- **Prompt**
In the material below, find all lines with the string "Cube" and copy them.

- **Collection entries**
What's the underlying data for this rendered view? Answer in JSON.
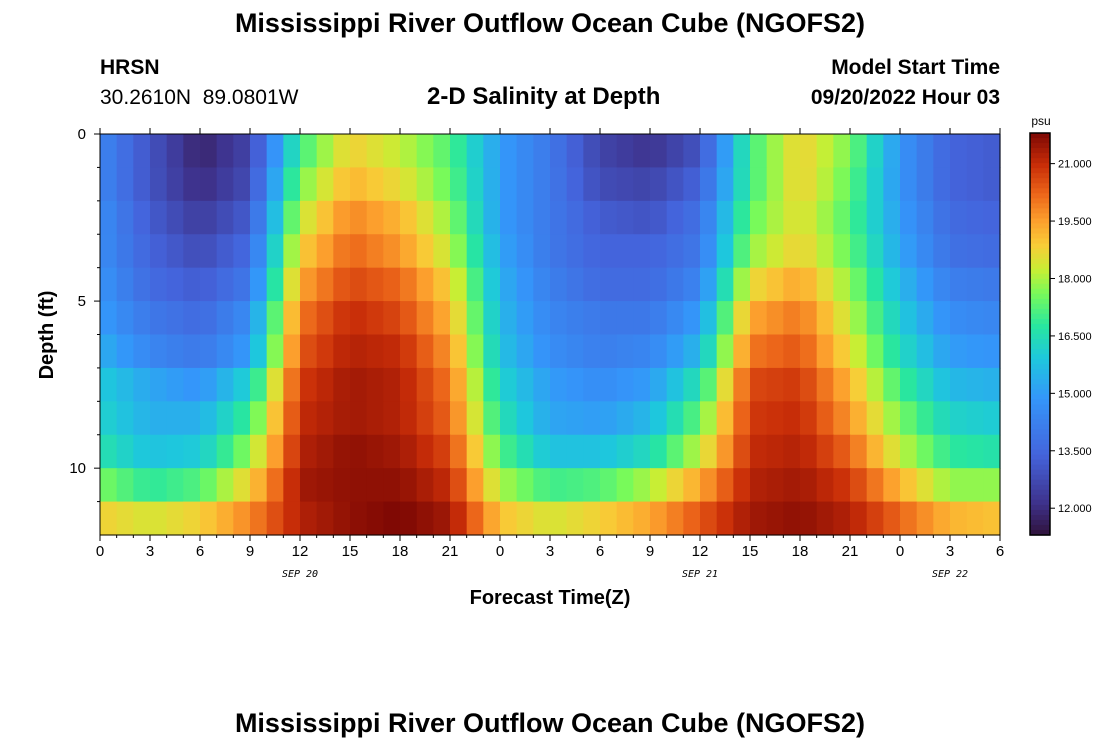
{
  "page": {
    "title": "Mississippi River Outflow Ocean Cube (NGOFS2)",
    "station_code": "HRSN",
    "station_coords": "30.2610N  89.0801W",
    "subtitle": "2-D Salinity at Depth",
    "model_start_label": "Model Start Time",
    "model_start_value": "09/20/2022 Hour 03",
    "footer_title": "Mississippi River Outflow Ocean Cube (NGOFS2)"
  },
  "chart_data": {
    "type": "heatmap",
    "title": "2-D Salinity at Depth",
    "xlabel": "Forecast Time(Z)",
    "ylabel": "Depth (ft)",
    "x_ticks": [
      "0",
      "3",
      "6",
      "9",
      "12",
      "15",
      "18",
      "21",
      "0",
      "3",
      "6",
      "9",
      "12",
      "15",
      "18",
      "21",
      "0",
      "3",
      "6"
    ],
    "x_range_hours": [
      0,
      54
    ],
    "y_ticks": [
      0,
      5,
      10
    ],
    "y_range_ft": [
      0,
      12
    ],
    "date_labels": [
      {
        "label": "SEP 20",
        "hour": 12
      },
      {
        "label": "SEP 21",
        "hour": 36
      },
      {
        "label": "SEP 22",
        "hour": 51
      }
    ],
    "colorbar": {
      "unit": "psu",
      "tick_labels": [
        "21.000",
        "19.500",
        "18.000",
        "16.500",
        "15.000",
        "13.500",
        "12.000"
      ],
      "tick_values": [
        21.0,
        19.5,
        18.0,
        16.5,
        15.0,
        13.5,
        12.0
      ],
      "range": [
        11.3,
        21.8
      ]
    },
    "depth_levels": [
      0.5,
      1.5,
      2.5,
      3.5,
      4.5,
      5.5,
      6.5,
      7.5,
      8.5,
      9.5,
      10.5,
      11.5
    ],
    "hours": [
      0,
      3,
      6,
      9,
      12,
      15,
      18,
      21,
      24,
      27,
      30,
      33,
      36,
      39,
      42,
      45,
      48,
      51,
      54
    ],
    "salinity_psu": [
      [
        14.4,
        13.0,
        11.8,
        12.6,
        17.0,
        18.8,
        18.2,
        17.2,
        15.0,
        14.0,
        12.6,
        12.2,
        13.0,
        17.0,
        18.8,
        17.6,
        14.8,
        13.4,
        13.2
      ],
      [
        14.4,
        13.0,
        12.0,
        12.8,
        17.6,
        19.2,
        18.6,
        17.4,
        15.0,
        14.0,
        12.8,
        12.6,
        13.4,
        17.0,
        18.8,
        17.4,
        14.8,
        13.4,
        13.2
      ],
      [
        14.6,
        13.2,
        12.4,
        13.2,
        18.2,
        19.8,
        19.2,
        17.8,
        15.0,
        14.0,
        13.2,
        13.0,
        13.8,
        17.4,
        18.6,
        17.2,
        15.0,
        13.6,
        13.4
      ],
      [
        14.6,
        13.4,
        12.8,
        13.6,
        18.8,
        20.2,
        19.6,
        18.2,
        15.2,
        14.0,
        13.4,
        13.4,
        14.0,
        17.8,
        18.8,
        17.4,
        15.2,
        13.8,
        13.6
      ],
      [
        14.8,
        13.6,
        13.2,
        14.0,
        19.4,
        20.6,
        20.2,
        18.8,
        15.4,
        14.2,
        13.6,
        13.6,
        14.4,
        18.6,
        19.4,
        17.8,
        15.6,
        14.2,
        14.0
      ],
      [
        15.0,
        14.0,
        13.6,
        14.6,
        20.0,
        21.0,
        20.6,
        19.2,
        15.6,
        14.4,
        14.0,
        14.0,
        15.0,
        19.4,
        20.0,
        18.2,
        16.0,
        14.6,
        14.4
      ],
      [
        15.4,
        14.4,
        14.0,
        15.0,
        20.4,
        21.2,
        21.0,
        19.6,
        15.8,
        14.6,
        14.2,
        14.4,
        15.6,
        20.0,
        20.4,
        18.6,
        16.4,
        15.0,
        14.8
      ],
      [
        16.0,
        15.2,
        14.8,
        16.2,
        20.8,
        21.4,
        21.2,
        20.0,
        16.2,
        15.0,
        14.6,
        15.0,
        16.6,
        20.6,
        20.8,
        19.2,
        17.0,
        15.6,
        15.4
      ],
      [
        16.2,
        15.4,
        15.4,
        17.0,
        21.0,
        21.4,
        21.2,
        20.2,
        16.6,
        15.2,
        15.0,
        15.6,
        17.4,
        20.8,
        21.0,
        19.6,
        17.6,
        16.2,
        16.0
      ],
      [
        16.6,
        15.8,
        16.0,
        17.8,
        21.2,
        21.6,
        21.4,
        20.6,
        17.2,
        15.8,
        15.8,
        16.4,
        18.2,
        21.0,
        21.2,
        20.2,
        18.2,
        16.8,
        16.6
      ],
      [
        17.6,
        16.8,
        17.2,
        18.8,
        21.4,
        21.6,
        21.6,
        21.0,
        18.0,
        17.0,
        17.2,
        18.0,
        19.4,
        21.2,
        21.4,
        20.8,
        19.2,
        17.8,
        17.8
      ],
      [
        18.8,
        18.4,
        18.8,
        19.8,
        21.2,
        21.6,
        21.8,
        21.4,
        19.0,
        18.4,
        18.8,
        19.4,
        20.4,
        21.4,
        21.6,
        21.2,
        20.2,
        19.2,
        19.0
      ]
    ]
  }
}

- **Expected answer**
    "title": "Mississippi River Outflow Ocean Cube (NGOFS2)",
    "footer_title": "Mississippi River Outflow Ocean Cube (NGOFS2)"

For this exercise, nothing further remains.